## Problem to work on
Every entry needs to appear again exactly as written below.

»»

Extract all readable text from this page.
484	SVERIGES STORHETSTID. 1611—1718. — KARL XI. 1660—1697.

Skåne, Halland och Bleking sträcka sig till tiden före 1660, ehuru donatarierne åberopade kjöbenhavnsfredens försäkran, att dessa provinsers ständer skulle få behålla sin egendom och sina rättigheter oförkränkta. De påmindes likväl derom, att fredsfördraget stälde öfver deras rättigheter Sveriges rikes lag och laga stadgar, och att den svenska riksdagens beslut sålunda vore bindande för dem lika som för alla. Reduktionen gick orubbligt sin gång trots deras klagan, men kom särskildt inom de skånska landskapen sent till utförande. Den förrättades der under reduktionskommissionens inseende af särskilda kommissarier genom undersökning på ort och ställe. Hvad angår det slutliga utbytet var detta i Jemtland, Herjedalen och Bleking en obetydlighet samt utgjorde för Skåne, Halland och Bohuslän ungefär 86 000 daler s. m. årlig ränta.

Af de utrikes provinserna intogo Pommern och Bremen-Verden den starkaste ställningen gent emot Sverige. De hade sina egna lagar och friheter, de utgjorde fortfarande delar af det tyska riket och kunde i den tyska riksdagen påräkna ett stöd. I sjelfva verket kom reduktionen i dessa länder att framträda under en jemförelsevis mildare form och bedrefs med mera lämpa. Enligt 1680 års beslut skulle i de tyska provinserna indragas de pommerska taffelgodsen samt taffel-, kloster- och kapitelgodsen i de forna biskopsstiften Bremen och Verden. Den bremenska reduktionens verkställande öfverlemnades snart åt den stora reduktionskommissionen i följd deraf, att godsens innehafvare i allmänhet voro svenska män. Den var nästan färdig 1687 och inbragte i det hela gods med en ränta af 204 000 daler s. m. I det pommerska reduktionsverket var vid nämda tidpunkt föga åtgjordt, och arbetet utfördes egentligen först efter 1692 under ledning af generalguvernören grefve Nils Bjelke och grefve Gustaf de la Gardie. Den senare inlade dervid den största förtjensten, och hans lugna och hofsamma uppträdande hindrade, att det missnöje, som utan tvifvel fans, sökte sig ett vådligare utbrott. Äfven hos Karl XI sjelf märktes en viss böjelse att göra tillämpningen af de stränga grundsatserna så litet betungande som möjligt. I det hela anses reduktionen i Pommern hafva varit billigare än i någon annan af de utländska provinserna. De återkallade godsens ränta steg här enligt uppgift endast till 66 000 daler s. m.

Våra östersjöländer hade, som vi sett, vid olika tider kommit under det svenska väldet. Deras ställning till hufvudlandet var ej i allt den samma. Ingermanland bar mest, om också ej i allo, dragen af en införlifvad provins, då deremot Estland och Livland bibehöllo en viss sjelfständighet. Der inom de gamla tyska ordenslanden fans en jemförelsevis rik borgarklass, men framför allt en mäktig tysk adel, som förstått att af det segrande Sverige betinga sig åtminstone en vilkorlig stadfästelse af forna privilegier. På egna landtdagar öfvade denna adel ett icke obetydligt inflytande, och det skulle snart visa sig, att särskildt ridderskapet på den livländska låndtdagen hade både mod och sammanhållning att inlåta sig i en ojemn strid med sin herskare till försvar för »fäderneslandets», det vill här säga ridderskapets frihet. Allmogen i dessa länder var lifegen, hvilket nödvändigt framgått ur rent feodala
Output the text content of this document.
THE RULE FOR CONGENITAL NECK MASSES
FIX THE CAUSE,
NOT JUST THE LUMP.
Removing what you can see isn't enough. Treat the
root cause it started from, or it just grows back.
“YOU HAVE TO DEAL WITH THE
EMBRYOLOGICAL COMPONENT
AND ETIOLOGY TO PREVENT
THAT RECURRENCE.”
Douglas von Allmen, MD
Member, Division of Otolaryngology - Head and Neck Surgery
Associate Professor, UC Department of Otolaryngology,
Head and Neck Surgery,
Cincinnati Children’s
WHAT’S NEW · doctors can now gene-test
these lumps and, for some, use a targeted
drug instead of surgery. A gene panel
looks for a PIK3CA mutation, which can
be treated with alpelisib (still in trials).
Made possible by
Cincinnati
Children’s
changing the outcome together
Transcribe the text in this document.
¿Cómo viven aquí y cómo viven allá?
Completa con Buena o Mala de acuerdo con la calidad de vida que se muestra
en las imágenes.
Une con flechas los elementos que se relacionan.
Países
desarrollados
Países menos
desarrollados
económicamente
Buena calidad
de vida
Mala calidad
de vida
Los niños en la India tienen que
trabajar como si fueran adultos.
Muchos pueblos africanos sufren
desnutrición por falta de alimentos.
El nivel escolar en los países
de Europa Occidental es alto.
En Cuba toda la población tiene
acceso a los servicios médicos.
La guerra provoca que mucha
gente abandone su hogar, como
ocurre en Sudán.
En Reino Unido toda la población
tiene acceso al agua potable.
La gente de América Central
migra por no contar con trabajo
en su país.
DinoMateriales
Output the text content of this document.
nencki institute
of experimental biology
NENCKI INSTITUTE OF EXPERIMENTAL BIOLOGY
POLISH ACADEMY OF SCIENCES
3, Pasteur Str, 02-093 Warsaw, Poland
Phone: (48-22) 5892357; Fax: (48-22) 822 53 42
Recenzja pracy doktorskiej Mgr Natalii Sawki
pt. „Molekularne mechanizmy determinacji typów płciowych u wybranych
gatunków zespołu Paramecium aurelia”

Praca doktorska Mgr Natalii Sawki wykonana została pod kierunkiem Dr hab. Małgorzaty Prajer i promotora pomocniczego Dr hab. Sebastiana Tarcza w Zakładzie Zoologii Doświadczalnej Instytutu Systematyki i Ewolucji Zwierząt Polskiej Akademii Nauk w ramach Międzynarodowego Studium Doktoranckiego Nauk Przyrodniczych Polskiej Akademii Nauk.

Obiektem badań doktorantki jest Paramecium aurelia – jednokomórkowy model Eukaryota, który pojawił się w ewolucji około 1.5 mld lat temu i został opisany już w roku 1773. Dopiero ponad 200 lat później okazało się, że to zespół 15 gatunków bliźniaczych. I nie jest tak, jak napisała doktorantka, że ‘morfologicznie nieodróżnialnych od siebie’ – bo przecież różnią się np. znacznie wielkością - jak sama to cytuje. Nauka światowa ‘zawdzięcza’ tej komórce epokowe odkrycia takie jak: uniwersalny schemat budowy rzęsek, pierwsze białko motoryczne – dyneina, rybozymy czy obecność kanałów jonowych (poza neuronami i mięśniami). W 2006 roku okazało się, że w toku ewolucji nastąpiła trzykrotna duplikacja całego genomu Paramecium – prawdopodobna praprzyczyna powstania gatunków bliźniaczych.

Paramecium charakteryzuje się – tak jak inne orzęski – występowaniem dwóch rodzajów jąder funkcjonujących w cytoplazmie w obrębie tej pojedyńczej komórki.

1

««

## Response
Extract all readable text from this page.
484	SVERIGES STORHETSTID. 1611—1718. — KARL XI. 1660—1697.

Skåne, Halland och Bleking sträcka sig till tiden före 1660, ehuru donatarierne åberopade kjöbenhavnsfredens försäkran, att dessa provinsers ständer skulle få behålla sin egendom och sina rättigheter oförkränkta. De påmindes likväl derom, att fredsfördraget stälde öfver deras rättigheter Sveriges rikes lag och laga stadgar, och att den svenska riksdagens beslut sålunda vore bindande för dem lika som för alla. Reduktionen gick orubbligt sin gång trots deras klagan, men kom särskildt inom de skånska landskapen sent till utförande. Den förrättades der under reduktionskommissionens inseende af särskilda kommissarier genom undersökning på ort och ställe. Hvad angår det slutliga utbytet var detta i Jemtland, Herjedalen och Bleking en obetydlighet samt utgjorde för Skåne, Halland och Bohuslän ungefär 86 000 daler s. m. årlig ränta.

Af de utrikes provinserna intogo Pommern och Bremen-Verden den starkaste ställningen gent emot Sverige. De hade sina egna lagar och friheter, de utgjorde fortfarande delar af det tyska riket och kunde i den tyska riksdagen påräkna ett stöd. I sjelfva verket kom reduktionen i dessa länder att framträda under en jemförelsevis mildare form och bedrefs med mera lämpa. Enligt 1680 års beslut skulle i de tyska provinserna indragas de pommerska taffelgodsen samt taffel-, kloster- och kapitelgodsen i de forna biskopsstiften Bremen och Verden. Den bremenska reduktionens verkställande öfverlemnades snart åt den stora reduktionskommissionen i följd deraf, att godsens innehafvare i allmänhet voro svenska män. Den var nästan färdig 1687 och inbragte i det hela gods med en ränta af 204 000 daler s. m. I det pommerska reduktionsverket var vid nämda tidpunkt föga åtgjordt, och arbetet utfördes egentligen först efter 1692 under ledning af generalguvernören grefve Nils Bjelke och grefve Gustaf de la Gardie. Den senare inlade dervid den största förtjensten, och hans lugna och hofsamma uppträdande hindrade, att det missnöje, som utan tvifvel fans, sökte sig ett vådligare utbrott. Äfven hos Karl XI sjelf märktes en viss böjelse att göra tillämpningen af de stränga grundsatserna så litet betungande som möjligt. I det hela anses reduktionen i Pommern hafva varit billigare än i någon annan af de utländska provinserna. De återkallade godsens ränta steg här enligt uppgift endast till 66 000 daler s. m.

Våra östersjöländer hade, som vi sett, vid olika tider kommit under det svenska väldet. Deras ställning till hufvudlandet var ej i allt den samma. Ingermanland bar mest, om också ej i allo, dragen af en införlifvad provins, då deremot Estland och Livland bibehöllo en viss sjelfständighet. Der inom de gamla tyska ordenslanden fans en jemförelsevis rik borgarklass, men framför allt en mäktig tysk adel, som förstått att af det segrande Sverige betinga sig åtminstone en vilkorlig stadfästelse af forna privilegier. På egna landtdagar öfvade denna adel ett icke obetydligt inflytande, och det skulle snart visa sig, att särskildt ridderskapet på den livländska låndtdagen hade både mod och sammanhållning att inlåta sig i en ojemn strid med sin herskare till försvar för »fäderneslandets», det vill här säga ridderskapets frihet. Allmogen i dessa länder var lifegen, hvilket nödvändigt framgått ur rent feodala
Output the text content of this document.
THE RULE FOR CONGENITAL NECK MASSES
FIX THE CAUSE,
NOT JUST THE LUMP.
Removing what you can see isn't enough. Treat the
root cause it started from, or it just grows back.
“YOU HAVE TO DEAL WITH THE
EMBRYOLOGICAL COMPONENT
AND ETIOLOGY TO PREVENT
THAT RECURRENCE.”
Douglas von Allmen, MD
Member, Division of Otolaryngology - Head and Neck Surgery
Associate Professor, UC Department of Otolaryngology,
Head and Neck Surgery,
Cincinnati Children’s
WHAT’S NEW · doctors can now gene-test
these lumps and, for some, use a targeted
drug instead of surgery. A gene panel
looks for a PIK3CA mutation, which can
be treated with alpelisib (still in trials).
Made possible by
Cincinnati
Children’s
changing the outcome together
Transcribe the text in this document.
¿Cómo viven aquí y cómo viven allá?
Completa con Buena o Mala de acuerdo con la calidad de vida que se muestra
en las imágenes.
Une con flechas los elementos que se relacionan.
Países
desarrollados
Países menos
desarrollados
económicamente
Buena calidad
de vida
Mala calidad
de vida
Los niños en la India tienen que
trabajar como si fueran adultos.
Muchos pueblos africanos sufren
desnutrición por falta de alimentos.
El nivel escolar en los países
de Europa Occidental es alto.
En Cuba toda la población tiene
acceso a los servicios médicos.
La guerra provoca que mucha
gente abandone su hogar, como
ocurre en Sudán.
En Reino Unido toda la población
tiene acceso al agua potable.
La gente de América Central
migra por no contar con trabajo
en su país.
DinoMateriales
Output the text content of this document.
nencki institute
of experimental biology
NENCKI INSTITUTE OF EXPERIMENTAL BIOLOGY
POLISH ACADEMY OF SCIENCES
3, Pasteur Str, 02-093 Warsaw, Poland
Phone: (48-22) 5892357; Fax: (48-22) 822 53 42
Recenzja pracy doktorskiej Mgr Natalii Sawki
pt. „Molekularne mechanizmy determinacji typów płciowych u wybranych
gatunków zespołu Paramecium aurelia”

Praca doktorska Mgr Natalii Sawki wykonana została pod kierunkiem Dr hab. Małgorzaty Prajer i promotora pomocniczego Dr hab. Sebastiana Tarcza w Zakładzie Zoologii Doświadczalnej Instytutu Systematyki i Ewolucji Zwierząt Polskiej Akademii Nauk w ramach Międzynarodowego Studium Doktoranckiego Nauk Przyrodniczych Polskiej Akademii Nauk.

Obiektem badań doktorantki jest Paramecium aurelia – jednokomórkowy model Eukaryota, który pojawił się w ewolucji około 1.5 mld lat temu i został opisany już w roku 1773. Dopiero ponad 200 lat później okazało się, że to zespół 15 gatunków bliźniaczych. I nie jest tak, jak napisała doktorantka, że ‘morfologicznie nieodróżnialnych od siebie’ – bo przecież różnią się np. znacznie wielkością - jak sama to cytuje. Nauka światowa ‘zawdzięcza’ tej komórce epokowe odkrycia takie jak: uniwersalny schemat budowy rzęsek, pierwsze białko motoryczne – dyneina, rybozymy czy obecność kanałów jonowych (poza neuronami i mięśniami). W 2006 roku okazało się, że w toku ewolucji nastąpiła trzykrotna duplikacja całego genomu Paramecium – prawdopodobna praprzyczyna powstania gatunków bliźniaczych.

Paramecium charakteryzuje się – tak jak inne orzęski – występowaniem dwóch rodzajów jąder funkcjonujących w cytoplazmie w obrębie tej pojedyńczej komórki.

1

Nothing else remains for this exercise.